Brief |
For the copy, please give all of the data again exactly and leave the pictures out.

Information provided |

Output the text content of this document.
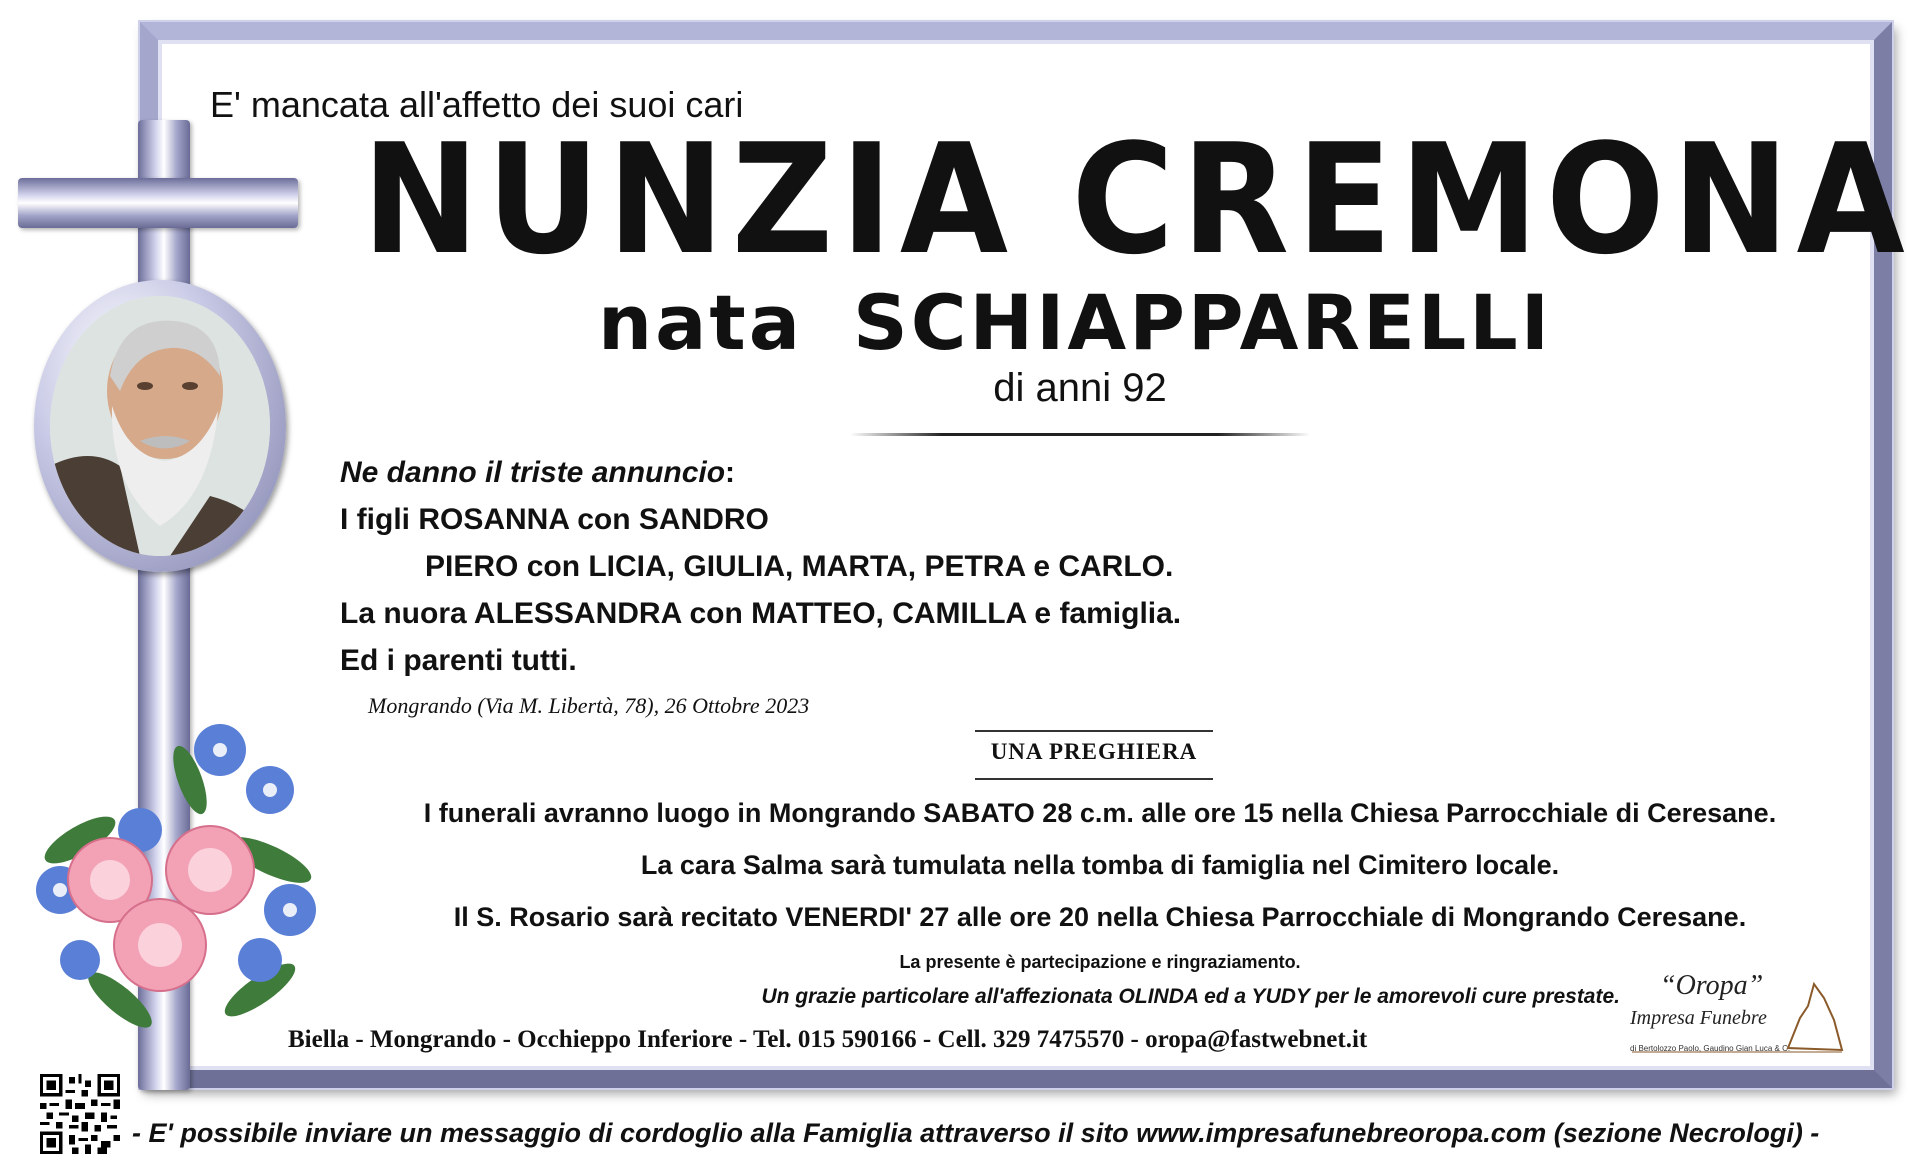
E' mancata all'affetto dei suoi cari
NUNZIA CREMONA
nata SCHIAPPARELLI
di anni 92
Ne danno il triste annuncio:
I figli ROSANNA con SANDRO
PIERO con LICIA, GIULIA, MARTA, PETRA e CARLO.
La nuora ALESSANDRA con MATTEO, CAMILLA e famiglia.
Ed i parenti tutti.
Mongrando (Via M. Libertà, 78), 26 Ottobre 2023
UNA PREGHIERA
I funerali avranno luogo in Mongrando SABATO 28 c.m. alle ore 15 nella Chiesa Parrocchiale di Ceresane.
La cara Salma sarà tumulata nella tomba di famiglia nel Cimitero locale.
Il S. Rosario sarà recitato VENERDI' 27 alle ore 20 nella Chiesa Parrocchiale di Mongrando Ceresane.
La presente è partecipazione e ringraziamento.
Un grazie particolare all'affezionata OLINDA ed a YUDY per le amorevoli cure prestate.
Biella - Mongrando - Occhieppo Inferiore - Tel. 015 590166 - Cell. 329 7475570 - oropa@fastwebnet.it
“Oropa”
Impresa Funebre
di Bertolozzo Paolo, Gaudino Gian Luca & C.
- E' possibile inviare un messaggio di cordoglio alla Famiglia attraverso il sito www.impresafunebreoropa.com (sezione Necrologi) -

Response for this exercise |
Output the text content of this document.
E' mancata all'affetto dei suoi cari
NUNZIA CREMONA
nata SCHIAPPARELLI
di anni 92
Ne danno il triste annuncio:
I figli ROSANNA con SANDRO
PIERO con LICIA, GIULIA, MARTA, PETRA e CARLO.
La nuora ALESSANDRA con MATTEO, CAMILLA e famiglia.
Ed i parenti tutti.
Mongrando (Via M. Libertà, 78), 26 Ottobre 2023
UNA PREGHIERA
I funerali avranno luogo in Mongrando SABATO 28 c.m. alle ore 15 nella Chiesa Parrocchiale di Ceresane.
La cara Salma sarà tumulata nella tomba di famiglia nel Cimitero locale.
Il S. Rosario sarà recitato VENERDI' 27 alle ore 20 nella Chiesa Parrocchiale di Mongrando Ceresane.
La presente è partecipazione e ringraziamento.
Un grazie particolare all'affezionata OLINDA ed a YUDY per le amorevoli cure prestate.
Biella - Mongrando - Occhieppo Inferiore - Tel. 015 590166 - Cell. 329 7475570 - oropa@fastwebnet.it
“Oropa”
Impresa Funebre
di Bertolozzo Paolo, Gaudino Gian Luca & C.
- E' possibile inviare un messaggio di cordoglio alla Famiglia attraverso il sito www.impresafunebreoropa.com (sezione Necrologi) -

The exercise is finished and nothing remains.